To be done: From the listing below, tally the lines that include "ylabel". Return only the total.

Collected data:

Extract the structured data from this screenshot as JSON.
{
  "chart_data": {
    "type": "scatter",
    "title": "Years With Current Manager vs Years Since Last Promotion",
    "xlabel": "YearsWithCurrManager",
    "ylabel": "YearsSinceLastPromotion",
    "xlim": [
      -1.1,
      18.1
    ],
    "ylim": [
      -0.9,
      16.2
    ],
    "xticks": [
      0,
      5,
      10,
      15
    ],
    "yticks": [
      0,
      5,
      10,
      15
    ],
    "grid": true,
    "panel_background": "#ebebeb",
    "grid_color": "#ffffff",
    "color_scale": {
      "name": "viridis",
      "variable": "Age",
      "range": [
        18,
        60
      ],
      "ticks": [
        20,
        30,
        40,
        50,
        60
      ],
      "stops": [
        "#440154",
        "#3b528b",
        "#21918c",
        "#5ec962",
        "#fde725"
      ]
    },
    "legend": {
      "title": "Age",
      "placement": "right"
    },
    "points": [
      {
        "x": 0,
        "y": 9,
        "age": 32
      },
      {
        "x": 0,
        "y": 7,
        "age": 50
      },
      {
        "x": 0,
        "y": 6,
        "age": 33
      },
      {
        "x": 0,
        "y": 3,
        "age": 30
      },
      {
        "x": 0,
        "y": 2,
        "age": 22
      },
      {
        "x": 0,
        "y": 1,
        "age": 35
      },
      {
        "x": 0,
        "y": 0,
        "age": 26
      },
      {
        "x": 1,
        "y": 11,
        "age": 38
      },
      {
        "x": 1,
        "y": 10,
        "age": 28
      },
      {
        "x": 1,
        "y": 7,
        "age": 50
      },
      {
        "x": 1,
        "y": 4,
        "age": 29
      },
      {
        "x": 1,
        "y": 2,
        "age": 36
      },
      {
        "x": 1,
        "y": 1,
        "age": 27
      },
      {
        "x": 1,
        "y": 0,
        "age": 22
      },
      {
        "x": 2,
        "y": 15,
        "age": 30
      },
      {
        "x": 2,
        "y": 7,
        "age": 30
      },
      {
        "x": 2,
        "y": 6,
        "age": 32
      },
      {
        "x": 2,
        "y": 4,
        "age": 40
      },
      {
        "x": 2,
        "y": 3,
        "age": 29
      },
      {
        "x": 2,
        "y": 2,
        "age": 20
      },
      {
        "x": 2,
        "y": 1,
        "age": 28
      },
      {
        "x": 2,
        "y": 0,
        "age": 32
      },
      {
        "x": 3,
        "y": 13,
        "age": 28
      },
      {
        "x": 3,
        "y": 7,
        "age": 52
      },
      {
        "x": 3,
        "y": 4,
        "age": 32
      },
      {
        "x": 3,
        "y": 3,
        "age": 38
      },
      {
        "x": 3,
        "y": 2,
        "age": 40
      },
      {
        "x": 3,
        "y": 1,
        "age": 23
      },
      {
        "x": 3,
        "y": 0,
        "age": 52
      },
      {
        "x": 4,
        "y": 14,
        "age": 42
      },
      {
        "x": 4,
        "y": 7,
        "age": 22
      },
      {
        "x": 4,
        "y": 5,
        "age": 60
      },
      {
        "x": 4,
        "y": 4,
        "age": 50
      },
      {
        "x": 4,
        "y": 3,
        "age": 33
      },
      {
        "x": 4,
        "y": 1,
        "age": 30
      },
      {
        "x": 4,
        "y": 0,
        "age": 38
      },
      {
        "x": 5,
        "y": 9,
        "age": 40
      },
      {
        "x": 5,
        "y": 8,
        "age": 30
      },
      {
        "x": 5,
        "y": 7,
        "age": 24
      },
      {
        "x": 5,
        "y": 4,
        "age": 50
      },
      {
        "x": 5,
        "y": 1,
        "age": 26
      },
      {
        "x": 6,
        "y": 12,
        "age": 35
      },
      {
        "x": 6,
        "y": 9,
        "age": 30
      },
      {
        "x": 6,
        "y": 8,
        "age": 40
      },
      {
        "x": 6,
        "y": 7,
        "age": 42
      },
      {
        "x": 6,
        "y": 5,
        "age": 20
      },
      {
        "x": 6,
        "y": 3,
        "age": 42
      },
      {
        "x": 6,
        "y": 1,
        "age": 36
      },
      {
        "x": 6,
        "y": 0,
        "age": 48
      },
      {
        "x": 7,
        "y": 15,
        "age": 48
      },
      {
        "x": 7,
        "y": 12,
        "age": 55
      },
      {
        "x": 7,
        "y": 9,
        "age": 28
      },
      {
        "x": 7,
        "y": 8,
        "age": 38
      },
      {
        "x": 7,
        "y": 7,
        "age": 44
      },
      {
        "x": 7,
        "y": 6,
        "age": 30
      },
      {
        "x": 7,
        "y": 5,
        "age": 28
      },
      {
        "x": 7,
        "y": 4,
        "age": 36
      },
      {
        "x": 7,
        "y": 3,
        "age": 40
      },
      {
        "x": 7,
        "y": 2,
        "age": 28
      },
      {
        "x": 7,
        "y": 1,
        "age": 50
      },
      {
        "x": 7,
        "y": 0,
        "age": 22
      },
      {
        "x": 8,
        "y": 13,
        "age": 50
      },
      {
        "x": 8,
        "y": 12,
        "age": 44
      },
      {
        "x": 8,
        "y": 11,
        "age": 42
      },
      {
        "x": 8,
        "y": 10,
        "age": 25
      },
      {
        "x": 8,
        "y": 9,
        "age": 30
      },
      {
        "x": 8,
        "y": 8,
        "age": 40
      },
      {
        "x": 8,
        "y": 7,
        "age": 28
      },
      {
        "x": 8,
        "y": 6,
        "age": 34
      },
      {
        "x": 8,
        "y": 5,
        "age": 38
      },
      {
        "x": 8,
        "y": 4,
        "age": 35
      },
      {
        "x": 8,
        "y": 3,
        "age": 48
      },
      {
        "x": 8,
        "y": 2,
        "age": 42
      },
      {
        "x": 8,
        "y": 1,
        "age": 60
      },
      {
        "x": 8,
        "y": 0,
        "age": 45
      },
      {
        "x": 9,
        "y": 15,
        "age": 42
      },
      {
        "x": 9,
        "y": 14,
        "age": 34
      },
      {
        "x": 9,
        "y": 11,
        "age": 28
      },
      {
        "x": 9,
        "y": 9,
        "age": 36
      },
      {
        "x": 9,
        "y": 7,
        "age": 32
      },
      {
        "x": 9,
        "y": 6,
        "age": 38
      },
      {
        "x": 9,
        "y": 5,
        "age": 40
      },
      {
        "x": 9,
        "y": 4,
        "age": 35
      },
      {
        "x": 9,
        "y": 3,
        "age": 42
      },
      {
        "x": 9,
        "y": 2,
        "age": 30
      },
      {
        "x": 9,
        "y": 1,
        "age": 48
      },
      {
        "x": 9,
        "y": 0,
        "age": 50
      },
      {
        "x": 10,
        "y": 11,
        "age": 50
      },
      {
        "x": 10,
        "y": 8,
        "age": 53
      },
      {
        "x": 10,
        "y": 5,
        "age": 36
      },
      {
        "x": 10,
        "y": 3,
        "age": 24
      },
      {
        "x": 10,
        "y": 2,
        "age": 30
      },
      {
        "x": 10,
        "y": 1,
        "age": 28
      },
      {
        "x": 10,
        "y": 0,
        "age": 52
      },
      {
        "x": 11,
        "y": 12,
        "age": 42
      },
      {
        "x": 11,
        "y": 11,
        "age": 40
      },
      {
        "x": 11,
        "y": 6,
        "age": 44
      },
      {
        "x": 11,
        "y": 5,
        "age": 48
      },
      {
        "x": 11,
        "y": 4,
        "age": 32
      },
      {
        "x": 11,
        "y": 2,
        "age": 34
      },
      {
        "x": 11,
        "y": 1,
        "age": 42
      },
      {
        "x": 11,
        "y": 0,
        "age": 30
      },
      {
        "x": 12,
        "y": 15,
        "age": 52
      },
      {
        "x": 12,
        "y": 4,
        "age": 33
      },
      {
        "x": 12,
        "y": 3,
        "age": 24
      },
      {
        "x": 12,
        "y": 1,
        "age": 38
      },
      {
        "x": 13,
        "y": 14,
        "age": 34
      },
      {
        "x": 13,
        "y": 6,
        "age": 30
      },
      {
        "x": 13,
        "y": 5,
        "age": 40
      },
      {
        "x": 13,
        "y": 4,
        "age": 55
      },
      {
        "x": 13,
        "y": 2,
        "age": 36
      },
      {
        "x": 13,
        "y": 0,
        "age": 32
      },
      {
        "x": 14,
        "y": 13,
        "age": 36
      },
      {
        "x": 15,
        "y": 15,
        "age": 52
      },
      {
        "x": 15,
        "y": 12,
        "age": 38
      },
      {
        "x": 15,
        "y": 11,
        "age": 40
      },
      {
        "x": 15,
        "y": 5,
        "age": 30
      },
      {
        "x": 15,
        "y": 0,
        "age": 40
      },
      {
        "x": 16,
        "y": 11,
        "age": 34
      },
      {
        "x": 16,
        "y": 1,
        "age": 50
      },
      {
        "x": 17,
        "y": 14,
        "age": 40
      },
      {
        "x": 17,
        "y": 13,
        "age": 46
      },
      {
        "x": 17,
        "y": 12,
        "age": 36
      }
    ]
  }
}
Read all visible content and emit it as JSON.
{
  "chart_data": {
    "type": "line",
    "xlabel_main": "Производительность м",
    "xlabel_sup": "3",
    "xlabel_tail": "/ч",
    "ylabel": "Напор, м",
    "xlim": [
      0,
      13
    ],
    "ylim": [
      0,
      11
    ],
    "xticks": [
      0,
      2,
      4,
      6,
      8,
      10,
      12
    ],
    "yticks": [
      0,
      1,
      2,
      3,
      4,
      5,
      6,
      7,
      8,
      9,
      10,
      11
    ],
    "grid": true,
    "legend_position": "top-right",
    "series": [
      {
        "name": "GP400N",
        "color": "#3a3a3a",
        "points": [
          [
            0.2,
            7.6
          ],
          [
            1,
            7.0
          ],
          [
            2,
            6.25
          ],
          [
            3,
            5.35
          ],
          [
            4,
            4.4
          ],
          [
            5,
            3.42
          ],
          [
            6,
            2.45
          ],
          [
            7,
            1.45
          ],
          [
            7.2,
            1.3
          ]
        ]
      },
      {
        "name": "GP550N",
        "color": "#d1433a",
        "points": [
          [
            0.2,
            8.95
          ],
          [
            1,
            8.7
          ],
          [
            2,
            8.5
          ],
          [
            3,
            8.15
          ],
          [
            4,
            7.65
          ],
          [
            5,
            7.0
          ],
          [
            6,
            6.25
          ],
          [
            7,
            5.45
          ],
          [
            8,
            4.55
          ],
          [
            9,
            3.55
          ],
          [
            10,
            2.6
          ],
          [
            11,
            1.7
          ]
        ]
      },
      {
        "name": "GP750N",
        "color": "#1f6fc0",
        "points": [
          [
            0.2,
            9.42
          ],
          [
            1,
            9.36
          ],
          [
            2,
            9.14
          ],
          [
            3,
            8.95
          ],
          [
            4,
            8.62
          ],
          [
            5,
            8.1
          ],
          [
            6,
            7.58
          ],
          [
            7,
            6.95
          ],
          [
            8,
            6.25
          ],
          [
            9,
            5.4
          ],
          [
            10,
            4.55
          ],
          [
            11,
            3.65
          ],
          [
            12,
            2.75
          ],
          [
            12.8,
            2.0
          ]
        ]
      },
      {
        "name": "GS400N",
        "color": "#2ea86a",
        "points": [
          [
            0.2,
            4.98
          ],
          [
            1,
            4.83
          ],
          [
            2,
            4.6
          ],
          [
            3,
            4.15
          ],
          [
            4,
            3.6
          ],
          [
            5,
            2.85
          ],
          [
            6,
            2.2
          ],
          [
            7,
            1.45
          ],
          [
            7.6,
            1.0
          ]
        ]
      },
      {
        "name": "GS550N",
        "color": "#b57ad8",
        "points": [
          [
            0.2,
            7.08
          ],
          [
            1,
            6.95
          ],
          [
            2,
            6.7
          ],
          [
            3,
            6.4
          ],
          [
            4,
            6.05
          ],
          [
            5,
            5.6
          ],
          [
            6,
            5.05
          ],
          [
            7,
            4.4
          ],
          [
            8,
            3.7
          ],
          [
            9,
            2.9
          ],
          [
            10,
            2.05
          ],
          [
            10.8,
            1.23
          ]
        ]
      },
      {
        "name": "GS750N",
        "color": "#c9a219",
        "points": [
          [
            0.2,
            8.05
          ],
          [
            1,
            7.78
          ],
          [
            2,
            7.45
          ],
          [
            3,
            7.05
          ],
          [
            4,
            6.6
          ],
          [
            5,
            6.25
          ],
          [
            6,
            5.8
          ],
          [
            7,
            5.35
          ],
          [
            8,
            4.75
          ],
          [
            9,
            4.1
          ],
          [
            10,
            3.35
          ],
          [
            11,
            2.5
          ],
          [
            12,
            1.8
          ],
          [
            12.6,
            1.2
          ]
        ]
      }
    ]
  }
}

Expected answer: 2